REQUEST> Select every line containing the word "Target" from the material, and copy those lines.

————

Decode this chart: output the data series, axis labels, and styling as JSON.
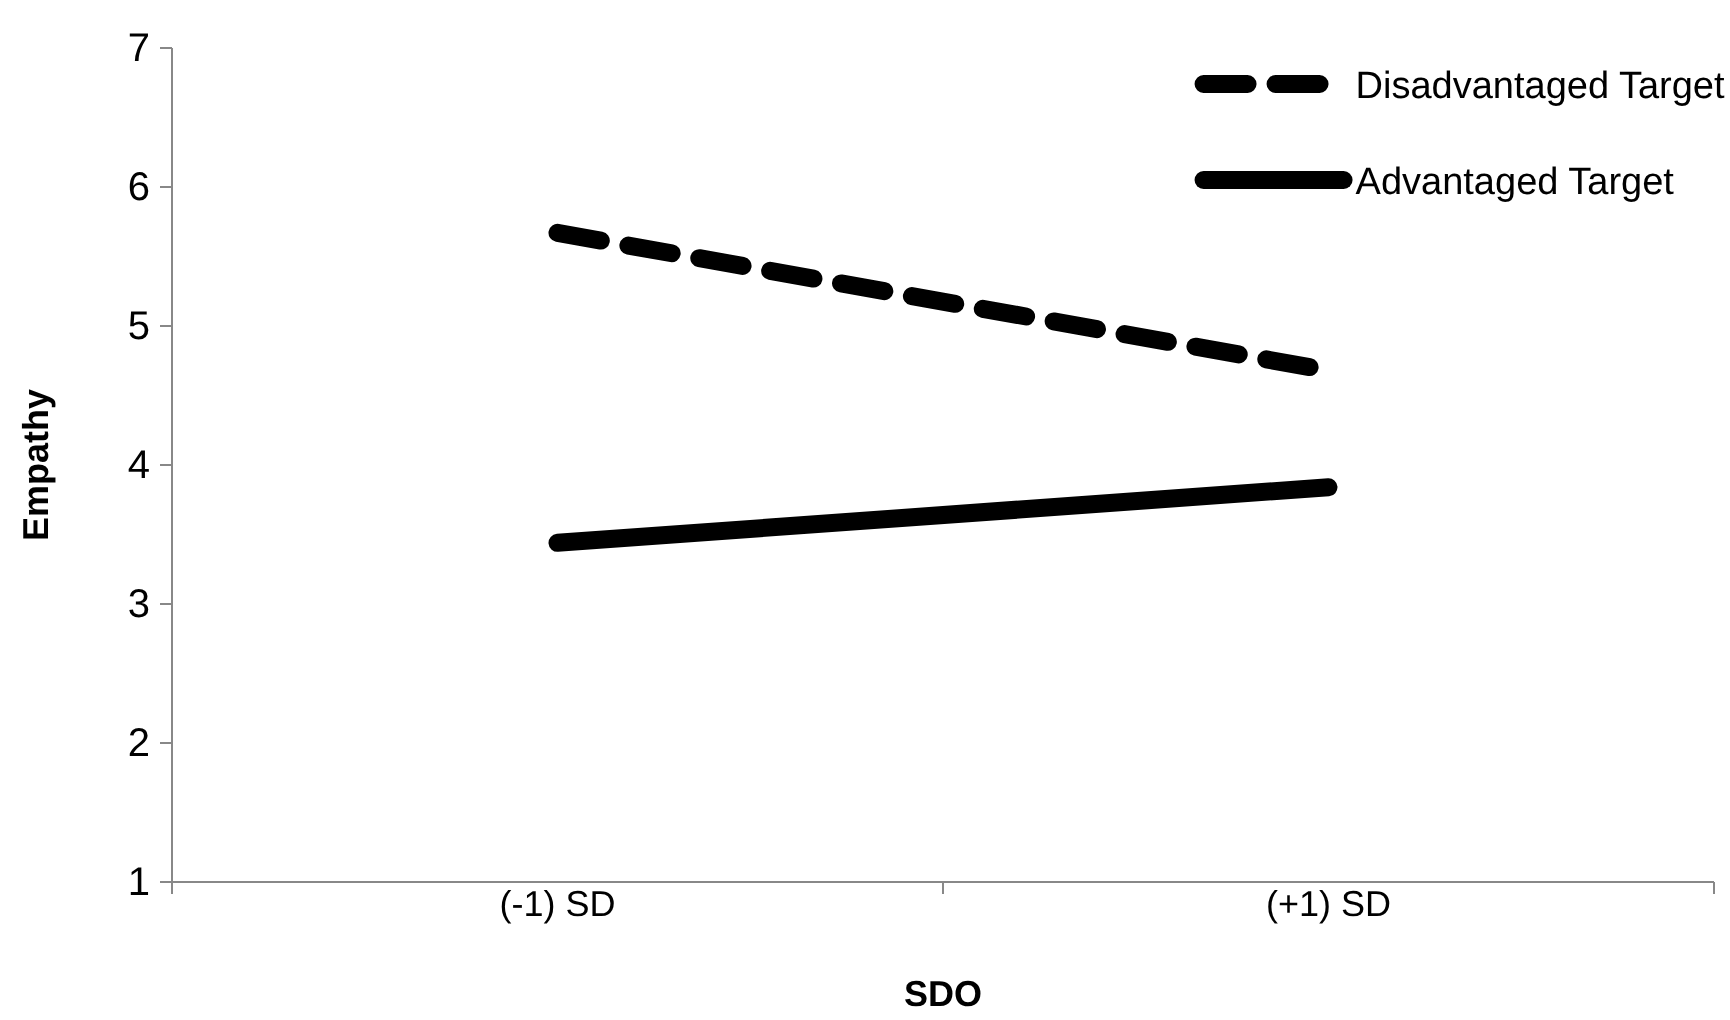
{
  "chart_data": {
    "type": "line",
    "xlabel": "SDO",
    "ylabel": "Empathy",
    "categories": [
      "(-1) SD",
      "(+1) SD"
    ],
    "series": [
      {
        "name": "Disadvantaged Target",
        "color": "#000000",
        "values": [
          5.67,
          4.68
        ],
        "line_style": "dashed"
      },
      {
        "name": "Advantaged Target",
        "color": "#000000",
        "values": [
          3.44,
          3.84
        ],
        "line_style": "solid"
      }
    ],
    "ylim": [
      1,
      7
    ],
    "yticks": [
      1,
      2,
      3,
      4,
      5,
      6,
      7
    ],
    "grid": false,
    "legend": "top right",
    "marker": "none"
  }
}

————

FULL ANSWER>
        "name": "Disadvantaged Target",
        "name": "Advantaged Target",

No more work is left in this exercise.